Requirement:
The entries need to be copied exactly.

Recorded information:
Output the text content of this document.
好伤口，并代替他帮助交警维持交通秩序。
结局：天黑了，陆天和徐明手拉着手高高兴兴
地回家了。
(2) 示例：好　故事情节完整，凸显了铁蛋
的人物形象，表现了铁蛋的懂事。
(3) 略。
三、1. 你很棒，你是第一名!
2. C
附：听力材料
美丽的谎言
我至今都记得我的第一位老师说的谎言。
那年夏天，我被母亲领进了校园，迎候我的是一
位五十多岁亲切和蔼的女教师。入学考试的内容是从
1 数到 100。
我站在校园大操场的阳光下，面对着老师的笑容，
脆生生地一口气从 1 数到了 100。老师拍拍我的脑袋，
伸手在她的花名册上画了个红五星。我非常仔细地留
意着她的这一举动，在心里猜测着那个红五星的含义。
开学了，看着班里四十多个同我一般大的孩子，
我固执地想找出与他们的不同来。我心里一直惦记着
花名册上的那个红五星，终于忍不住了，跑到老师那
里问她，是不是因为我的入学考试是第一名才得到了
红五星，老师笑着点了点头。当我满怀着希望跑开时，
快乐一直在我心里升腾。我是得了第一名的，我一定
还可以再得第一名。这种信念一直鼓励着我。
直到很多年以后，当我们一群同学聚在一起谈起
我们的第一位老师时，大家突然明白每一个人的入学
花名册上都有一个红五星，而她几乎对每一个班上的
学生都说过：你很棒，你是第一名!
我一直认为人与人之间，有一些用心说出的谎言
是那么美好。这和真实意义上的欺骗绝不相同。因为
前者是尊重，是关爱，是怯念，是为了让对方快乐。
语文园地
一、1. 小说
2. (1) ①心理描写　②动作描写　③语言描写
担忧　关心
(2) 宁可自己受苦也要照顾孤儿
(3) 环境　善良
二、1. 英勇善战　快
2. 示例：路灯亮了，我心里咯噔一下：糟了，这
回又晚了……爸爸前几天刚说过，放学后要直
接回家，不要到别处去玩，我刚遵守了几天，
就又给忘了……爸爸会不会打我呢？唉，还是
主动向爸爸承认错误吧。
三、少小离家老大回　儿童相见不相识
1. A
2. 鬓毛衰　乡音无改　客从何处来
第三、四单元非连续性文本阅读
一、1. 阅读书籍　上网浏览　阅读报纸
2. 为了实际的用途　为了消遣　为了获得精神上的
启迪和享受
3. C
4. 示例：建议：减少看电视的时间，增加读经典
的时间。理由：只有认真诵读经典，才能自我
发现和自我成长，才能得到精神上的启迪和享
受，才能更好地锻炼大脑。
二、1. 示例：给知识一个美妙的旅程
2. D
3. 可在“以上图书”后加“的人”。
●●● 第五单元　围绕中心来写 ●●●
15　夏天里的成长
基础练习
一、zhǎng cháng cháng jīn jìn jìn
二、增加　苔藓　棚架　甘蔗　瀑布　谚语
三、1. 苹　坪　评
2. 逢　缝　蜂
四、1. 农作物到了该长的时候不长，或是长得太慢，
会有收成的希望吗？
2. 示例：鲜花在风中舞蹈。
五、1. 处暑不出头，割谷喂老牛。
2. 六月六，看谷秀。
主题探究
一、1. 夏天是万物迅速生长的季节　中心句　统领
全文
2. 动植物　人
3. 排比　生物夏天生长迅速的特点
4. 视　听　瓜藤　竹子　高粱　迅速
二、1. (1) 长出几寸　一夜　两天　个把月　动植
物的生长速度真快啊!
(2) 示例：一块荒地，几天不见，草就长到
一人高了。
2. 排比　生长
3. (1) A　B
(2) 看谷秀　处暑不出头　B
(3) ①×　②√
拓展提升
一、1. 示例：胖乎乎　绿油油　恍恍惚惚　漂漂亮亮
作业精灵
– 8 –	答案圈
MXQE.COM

Task response:
Output the text content of this document.
好伤口，并代替他帮助交警维持交通秩序。
结局：天黑了，陆天和徐明手拉着手高高兴兴
地回家了。
(2) 示例：好　故事情节完整，凸显了铁蛋
的人物形象，表现了铁蛋的懂事。
(3) 略。
三、1. 你很棒，你是第一名!
2. C
附：听力材料
美丽的谎言
我至今都记得我的第一位老师说的谎言。
那年夏天，我被母亲领进了校园，迎候我的是一
位五十多岁亲切和蔼的女教师。入学考试的内容是从
1 数到 100。
我站在校园大操场的阳光下，面对着老师的笑容，
脆生生地一口气从 1 数到了 100。老师拍拍我的脑袋，
伸手在她的花名册上画了个红五星。我非常仔细地留
意着她的这一举动，在心里猜测着那个红五星的含义。
开学了，看着班里四十多个同我一般大的孩子，
我固执地想找出与他们的不同来。我心里一直惦记着
花名册上的那个红五星，终于忍不住了，跑到老师那
里问她，是不是因为我的入学考试是第一名才得到了
红五星，老师笑着点了点头。当我满怀着希望跑开时，
快乐一直在我心里升腾。我是得了第一名的，我一定
还可以再得第一名。这种信念一直鼓励着我。
直到很多年以后，当我们一群同学聚在一起谈起
我们的第一位老师时，大家突然明白每一个人的入学
花名册上都有一个红五星，而她几乎对每一个班上的
学生都说过：你很棒，你是第一名!
我一直认为人与人之间，有一些用心说出的谎言
是那么美好。这和真实意义上的欺骗绝不相同。因为
前者是尊重，是关爱，是怯念，是为了让对方快乐。
语文园地
一、1. 小说
2. (1) ①心理描写　②动作描写　③语言描写
担忧　关心
(2) 宁可自己受苦也要照顾孤儿
(3) 环境　善良
二、1. 英勇善战　快
2. 示例：路灯亮了，我心里咯噔一下：糟了，这
回又晚了……爸爸前几天刚说过，放学后要直
接回家，不要到别处去玩，我刚遵守了几天，
就又给忘了……爸爸会不会打我呢？唉，还是
主动向爸爸承认错误吧。
三、少小离家老大回　儿童相见不相识
1. A
2. 鬓毛衰　乡音无改　客从何处来
第三、四单元非连续性文本阅读
一、1. 阅读书籍　上网浏览　阅读报纸
2. 为了实际的用途　为了消遣　为了获得精神上的
启迪和享受
3. C
4. 示例：建议：减少看电视的时间，增加读经典
的时间。理由：只有认真诵读经典，才能自我
发现和自我成长，才能得到精神上的启迪和享
受，才能更好地锻炼大脑。
二、1. 示例：给知识一个美妙的旅程
2. D
3. 可在“以上图书”后加“的人”。
●●● 第五单元　围绕中心来写 ●●●
15　夏天里的成长
基础练习
一、zhǎng cháng cháng jīn jìn jìn
二、增加　苔藓　棚架　甘蔗　瀑布　谚语
三、1. 苹　坪　评
2. 逢　缝　蜂
四、1. 农作物到了该长的时候不长，或是长得太慢，
会有收成的希望吗？
2. 示例：鲜花在风中舞蹈。
五、1. 处暑不出头，割谷喂老牛。
2. 六月六，看谷秀。
主题探究
一、1. 夏天是万物迅速生长的季节　中心句　统领
全文
2. 动植物　人
3. 排比　生物夏天生长迅速的特点
4. 视　听　瓜藤　竹子　高粱　迅速
二、1. (1) 长出几寸　一夜　两天　个把月　动植
物的生长速度真快啊!
(2) 示例：一块荒地，几天不见，草就长到
一人高了。
2. 排比　生长
3. (1) A　B
(2) 看谷秀　处暑不出头　B
(3) ①×　②√
拓展提升
一、1. 示例：胖乎乎　绿油油　恍恍惚惚　漂漂亮亮
作业精灵
– 8 –	答案圈
MXQE.COM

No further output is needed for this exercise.